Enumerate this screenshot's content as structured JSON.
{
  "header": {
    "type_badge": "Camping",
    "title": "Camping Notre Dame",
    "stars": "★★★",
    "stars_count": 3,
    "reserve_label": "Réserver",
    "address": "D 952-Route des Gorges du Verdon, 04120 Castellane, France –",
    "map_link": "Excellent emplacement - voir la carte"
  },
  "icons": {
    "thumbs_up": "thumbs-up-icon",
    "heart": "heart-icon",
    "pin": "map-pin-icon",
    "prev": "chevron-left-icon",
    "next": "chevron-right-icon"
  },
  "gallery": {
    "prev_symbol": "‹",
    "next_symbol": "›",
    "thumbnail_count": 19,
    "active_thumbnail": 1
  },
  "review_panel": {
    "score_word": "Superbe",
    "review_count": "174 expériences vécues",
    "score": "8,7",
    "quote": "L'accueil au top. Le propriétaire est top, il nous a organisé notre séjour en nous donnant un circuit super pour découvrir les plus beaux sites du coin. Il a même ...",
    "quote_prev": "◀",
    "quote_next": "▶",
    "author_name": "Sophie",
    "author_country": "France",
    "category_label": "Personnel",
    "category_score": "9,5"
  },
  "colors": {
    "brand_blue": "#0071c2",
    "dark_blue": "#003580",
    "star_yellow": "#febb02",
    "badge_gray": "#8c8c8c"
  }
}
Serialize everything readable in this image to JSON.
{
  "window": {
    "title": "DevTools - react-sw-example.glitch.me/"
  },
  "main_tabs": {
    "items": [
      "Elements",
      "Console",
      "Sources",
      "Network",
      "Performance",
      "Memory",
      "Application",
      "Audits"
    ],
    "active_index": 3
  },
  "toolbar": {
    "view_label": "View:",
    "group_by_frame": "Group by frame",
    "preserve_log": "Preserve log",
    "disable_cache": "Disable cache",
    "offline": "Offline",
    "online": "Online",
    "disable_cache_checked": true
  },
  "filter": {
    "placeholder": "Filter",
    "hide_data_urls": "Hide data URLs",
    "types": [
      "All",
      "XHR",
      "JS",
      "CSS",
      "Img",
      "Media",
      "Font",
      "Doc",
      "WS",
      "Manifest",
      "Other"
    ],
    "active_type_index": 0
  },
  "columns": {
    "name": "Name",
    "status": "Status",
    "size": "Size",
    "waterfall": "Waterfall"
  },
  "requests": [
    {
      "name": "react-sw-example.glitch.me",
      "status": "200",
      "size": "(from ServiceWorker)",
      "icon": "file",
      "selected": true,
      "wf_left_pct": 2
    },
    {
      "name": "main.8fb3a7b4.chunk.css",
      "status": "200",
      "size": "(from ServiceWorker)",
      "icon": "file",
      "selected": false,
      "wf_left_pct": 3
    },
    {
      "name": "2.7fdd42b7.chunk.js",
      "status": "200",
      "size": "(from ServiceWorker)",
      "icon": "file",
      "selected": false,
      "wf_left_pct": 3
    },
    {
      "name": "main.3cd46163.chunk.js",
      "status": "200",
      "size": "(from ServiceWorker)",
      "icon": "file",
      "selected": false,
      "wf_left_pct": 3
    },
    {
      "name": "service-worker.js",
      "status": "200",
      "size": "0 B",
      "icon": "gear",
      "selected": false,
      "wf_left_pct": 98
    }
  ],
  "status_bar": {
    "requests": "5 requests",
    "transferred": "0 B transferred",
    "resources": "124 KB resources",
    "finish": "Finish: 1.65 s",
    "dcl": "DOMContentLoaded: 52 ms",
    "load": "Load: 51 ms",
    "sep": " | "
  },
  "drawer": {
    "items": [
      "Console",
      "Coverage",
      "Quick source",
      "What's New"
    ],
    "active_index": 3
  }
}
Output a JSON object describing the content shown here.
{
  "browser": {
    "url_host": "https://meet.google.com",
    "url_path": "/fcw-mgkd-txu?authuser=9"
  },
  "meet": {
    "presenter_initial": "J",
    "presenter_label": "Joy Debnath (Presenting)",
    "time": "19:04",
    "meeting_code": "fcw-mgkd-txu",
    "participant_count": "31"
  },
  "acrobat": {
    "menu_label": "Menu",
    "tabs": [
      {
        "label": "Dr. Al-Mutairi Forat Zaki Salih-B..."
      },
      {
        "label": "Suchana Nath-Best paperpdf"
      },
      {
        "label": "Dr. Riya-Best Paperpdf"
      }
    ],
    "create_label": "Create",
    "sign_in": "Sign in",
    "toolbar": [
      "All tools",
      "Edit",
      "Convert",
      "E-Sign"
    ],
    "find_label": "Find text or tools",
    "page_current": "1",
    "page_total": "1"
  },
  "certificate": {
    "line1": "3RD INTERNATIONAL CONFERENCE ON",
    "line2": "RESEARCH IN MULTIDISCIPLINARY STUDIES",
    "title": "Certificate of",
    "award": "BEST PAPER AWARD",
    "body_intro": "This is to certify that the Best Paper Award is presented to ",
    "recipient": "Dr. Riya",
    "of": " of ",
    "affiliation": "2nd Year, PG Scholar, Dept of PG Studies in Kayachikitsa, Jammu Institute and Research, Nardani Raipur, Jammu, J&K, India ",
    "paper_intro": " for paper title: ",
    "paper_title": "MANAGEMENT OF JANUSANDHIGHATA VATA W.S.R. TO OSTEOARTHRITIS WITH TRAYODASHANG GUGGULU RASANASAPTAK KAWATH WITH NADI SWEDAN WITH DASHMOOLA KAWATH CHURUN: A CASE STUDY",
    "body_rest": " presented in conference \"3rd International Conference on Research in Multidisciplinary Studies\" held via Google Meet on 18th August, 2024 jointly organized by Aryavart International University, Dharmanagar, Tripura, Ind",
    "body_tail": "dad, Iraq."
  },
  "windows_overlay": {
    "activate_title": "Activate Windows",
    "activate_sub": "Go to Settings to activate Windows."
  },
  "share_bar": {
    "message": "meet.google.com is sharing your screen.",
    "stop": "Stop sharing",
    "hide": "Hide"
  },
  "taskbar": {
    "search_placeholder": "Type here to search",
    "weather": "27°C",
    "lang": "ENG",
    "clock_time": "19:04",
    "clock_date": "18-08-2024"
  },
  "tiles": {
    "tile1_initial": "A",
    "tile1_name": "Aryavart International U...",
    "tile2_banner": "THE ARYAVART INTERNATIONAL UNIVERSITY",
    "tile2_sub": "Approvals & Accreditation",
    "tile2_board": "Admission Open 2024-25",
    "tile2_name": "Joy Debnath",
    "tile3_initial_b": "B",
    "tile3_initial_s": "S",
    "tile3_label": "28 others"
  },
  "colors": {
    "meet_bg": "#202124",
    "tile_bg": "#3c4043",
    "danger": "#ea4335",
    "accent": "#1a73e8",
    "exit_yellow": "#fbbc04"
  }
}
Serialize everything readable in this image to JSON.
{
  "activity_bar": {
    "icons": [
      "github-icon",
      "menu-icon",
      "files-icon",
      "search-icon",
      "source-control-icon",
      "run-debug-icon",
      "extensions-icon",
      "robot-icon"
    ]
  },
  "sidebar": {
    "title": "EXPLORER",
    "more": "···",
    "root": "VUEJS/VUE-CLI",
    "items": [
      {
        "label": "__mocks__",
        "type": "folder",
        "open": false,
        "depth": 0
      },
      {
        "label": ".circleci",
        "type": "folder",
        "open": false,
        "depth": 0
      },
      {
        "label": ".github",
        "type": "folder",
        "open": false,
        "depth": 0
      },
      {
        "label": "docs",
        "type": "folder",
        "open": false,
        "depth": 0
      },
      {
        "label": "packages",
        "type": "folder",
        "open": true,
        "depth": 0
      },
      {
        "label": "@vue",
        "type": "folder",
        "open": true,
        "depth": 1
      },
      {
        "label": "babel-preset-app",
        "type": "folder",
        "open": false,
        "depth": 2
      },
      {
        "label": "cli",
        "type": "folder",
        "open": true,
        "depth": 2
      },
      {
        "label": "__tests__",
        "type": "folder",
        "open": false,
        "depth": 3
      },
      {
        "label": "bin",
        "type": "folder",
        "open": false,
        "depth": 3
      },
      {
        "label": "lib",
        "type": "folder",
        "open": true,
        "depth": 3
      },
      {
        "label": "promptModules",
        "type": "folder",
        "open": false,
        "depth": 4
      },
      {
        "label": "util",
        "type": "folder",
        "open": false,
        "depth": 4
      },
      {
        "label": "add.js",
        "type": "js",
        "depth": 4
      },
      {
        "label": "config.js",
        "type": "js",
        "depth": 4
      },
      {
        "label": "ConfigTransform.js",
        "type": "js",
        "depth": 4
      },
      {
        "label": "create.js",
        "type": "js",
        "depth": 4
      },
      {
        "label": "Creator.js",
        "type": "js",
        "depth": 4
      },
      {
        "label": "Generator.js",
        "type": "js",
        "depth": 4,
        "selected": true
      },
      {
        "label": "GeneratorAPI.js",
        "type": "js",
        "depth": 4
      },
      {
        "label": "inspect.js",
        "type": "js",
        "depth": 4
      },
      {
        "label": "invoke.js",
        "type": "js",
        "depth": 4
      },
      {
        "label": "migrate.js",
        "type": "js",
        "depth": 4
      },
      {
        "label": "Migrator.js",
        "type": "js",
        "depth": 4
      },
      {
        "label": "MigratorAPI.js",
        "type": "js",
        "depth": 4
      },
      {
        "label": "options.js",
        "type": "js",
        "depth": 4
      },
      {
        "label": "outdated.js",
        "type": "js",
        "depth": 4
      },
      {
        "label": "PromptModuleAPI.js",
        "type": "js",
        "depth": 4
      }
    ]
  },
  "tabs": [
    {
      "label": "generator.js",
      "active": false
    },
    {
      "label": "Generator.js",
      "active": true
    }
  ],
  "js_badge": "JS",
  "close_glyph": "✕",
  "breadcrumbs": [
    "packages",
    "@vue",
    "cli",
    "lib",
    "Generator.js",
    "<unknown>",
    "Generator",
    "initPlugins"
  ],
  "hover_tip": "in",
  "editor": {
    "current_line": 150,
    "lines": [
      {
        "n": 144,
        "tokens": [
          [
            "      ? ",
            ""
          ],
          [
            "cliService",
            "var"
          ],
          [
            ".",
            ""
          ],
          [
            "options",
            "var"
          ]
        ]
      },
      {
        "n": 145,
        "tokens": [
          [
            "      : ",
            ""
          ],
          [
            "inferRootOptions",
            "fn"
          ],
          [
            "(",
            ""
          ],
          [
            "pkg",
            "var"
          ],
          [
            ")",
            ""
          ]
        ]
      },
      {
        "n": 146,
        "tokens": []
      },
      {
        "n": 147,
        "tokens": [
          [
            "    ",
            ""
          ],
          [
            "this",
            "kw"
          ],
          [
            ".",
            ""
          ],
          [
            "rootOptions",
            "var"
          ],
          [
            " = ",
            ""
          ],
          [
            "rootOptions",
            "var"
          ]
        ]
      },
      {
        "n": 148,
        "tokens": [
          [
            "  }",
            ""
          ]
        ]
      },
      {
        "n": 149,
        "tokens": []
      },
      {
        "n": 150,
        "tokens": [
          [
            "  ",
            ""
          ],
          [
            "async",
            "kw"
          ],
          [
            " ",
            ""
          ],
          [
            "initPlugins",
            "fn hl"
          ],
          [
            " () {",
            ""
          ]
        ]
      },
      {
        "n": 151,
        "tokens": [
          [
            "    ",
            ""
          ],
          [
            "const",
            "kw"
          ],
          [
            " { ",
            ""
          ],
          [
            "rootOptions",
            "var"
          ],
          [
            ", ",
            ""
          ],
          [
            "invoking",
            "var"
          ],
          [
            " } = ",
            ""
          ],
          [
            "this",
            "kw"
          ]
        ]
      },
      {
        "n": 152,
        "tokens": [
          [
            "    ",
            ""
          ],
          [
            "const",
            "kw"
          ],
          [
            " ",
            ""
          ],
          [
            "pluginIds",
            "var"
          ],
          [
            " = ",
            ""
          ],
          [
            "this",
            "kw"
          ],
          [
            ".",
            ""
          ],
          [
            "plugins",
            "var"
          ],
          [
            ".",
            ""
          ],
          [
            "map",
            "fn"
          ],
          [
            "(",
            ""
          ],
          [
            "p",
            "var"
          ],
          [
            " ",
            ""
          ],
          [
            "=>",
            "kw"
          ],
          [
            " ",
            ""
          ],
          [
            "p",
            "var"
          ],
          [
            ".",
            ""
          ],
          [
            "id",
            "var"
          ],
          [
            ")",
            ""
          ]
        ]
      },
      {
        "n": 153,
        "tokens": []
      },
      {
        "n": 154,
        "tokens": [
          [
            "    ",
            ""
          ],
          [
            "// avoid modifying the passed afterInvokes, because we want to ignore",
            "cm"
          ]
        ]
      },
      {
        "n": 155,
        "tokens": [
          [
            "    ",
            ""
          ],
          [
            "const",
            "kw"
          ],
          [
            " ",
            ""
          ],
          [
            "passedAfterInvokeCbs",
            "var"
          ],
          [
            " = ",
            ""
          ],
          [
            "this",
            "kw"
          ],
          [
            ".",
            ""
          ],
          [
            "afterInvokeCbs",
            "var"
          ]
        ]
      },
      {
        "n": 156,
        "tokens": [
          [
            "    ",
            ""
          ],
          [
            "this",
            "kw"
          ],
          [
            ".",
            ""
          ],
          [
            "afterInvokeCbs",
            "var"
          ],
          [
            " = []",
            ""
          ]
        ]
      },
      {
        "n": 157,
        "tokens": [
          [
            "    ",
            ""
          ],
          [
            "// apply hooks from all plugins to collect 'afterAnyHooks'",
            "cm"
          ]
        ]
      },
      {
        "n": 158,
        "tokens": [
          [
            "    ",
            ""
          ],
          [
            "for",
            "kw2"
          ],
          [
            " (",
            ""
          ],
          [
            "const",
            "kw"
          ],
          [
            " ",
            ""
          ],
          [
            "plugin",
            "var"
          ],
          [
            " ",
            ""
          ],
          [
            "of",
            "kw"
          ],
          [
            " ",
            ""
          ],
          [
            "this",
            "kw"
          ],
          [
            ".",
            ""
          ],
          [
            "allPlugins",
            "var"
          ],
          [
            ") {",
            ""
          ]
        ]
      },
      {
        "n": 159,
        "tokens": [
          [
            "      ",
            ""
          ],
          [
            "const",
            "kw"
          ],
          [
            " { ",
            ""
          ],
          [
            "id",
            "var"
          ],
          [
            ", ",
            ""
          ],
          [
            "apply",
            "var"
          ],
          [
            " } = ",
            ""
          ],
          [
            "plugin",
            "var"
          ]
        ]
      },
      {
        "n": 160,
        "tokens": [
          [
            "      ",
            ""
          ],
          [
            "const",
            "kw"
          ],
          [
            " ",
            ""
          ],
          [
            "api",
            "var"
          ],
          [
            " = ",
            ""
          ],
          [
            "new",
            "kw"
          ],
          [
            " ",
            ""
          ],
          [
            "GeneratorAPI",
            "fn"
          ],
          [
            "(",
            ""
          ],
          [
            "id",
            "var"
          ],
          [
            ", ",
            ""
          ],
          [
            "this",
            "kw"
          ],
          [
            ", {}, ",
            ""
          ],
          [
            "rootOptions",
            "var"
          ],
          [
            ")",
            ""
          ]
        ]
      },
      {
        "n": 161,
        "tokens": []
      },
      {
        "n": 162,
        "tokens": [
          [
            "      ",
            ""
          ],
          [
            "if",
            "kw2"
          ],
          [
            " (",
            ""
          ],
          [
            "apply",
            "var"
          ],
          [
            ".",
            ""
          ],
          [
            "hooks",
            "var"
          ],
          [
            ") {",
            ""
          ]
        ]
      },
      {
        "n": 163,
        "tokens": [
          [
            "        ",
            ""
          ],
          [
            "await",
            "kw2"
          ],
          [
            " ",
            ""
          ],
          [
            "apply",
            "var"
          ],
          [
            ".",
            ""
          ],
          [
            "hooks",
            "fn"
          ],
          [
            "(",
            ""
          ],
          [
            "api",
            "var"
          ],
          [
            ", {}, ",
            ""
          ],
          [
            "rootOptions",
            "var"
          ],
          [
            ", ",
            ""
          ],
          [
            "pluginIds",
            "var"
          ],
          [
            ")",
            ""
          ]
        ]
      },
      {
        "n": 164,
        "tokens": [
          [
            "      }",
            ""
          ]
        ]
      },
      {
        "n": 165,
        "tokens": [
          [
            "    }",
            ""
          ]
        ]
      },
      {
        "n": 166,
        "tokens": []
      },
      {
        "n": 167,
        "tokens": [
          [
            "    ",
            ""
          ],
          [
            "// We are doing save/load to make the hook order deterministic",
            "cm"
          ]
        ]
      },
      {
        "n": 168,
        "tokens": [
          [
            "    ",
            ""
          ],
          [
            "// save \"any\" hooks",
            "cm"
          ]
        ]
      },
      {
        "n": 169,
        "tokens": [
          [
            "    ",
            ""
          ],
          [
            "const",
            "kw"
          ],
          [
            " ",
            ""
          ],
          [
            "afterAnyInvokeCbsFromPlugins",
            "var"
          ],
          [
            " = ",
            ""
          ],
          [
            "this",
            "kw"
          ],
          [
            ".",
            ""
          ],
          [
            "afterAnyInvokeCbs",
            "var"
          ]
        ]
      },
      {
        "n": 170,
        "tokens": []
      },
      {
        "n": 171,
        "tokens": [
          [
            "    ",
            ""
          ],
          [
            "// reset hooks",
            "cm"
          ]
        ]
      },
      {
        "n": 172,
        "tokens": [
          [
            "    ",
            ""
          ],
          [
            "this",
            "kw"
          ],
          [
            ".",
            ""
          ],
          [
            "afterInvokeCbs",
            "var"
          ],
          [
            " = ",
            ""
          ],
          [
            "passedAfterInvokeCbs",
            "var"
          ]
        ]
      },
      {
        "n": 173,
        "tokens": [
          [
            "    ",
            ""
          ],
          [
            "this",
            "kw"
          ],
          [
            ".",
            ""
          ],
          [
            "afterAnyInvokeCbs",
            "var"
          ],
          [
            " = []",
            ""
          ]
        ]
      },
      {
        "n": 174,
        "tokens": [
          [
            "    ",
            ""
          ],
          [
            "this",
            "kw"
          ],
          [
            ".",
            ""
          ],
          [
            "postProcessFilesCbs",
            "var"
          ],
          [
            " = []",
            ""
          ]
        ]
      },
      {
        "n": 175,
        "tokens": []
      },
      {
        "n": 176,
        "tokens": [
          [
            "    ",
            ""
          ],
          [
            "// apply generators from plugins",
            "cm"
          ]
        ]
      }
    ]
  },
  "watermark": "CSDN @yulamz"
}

------------------------------------------------

**What is required:** Look over the records above and copy each line that includes the string "Camping".

**Final result:**
    "type_badge": "Camping",
    "title": "Camping Notre Dame",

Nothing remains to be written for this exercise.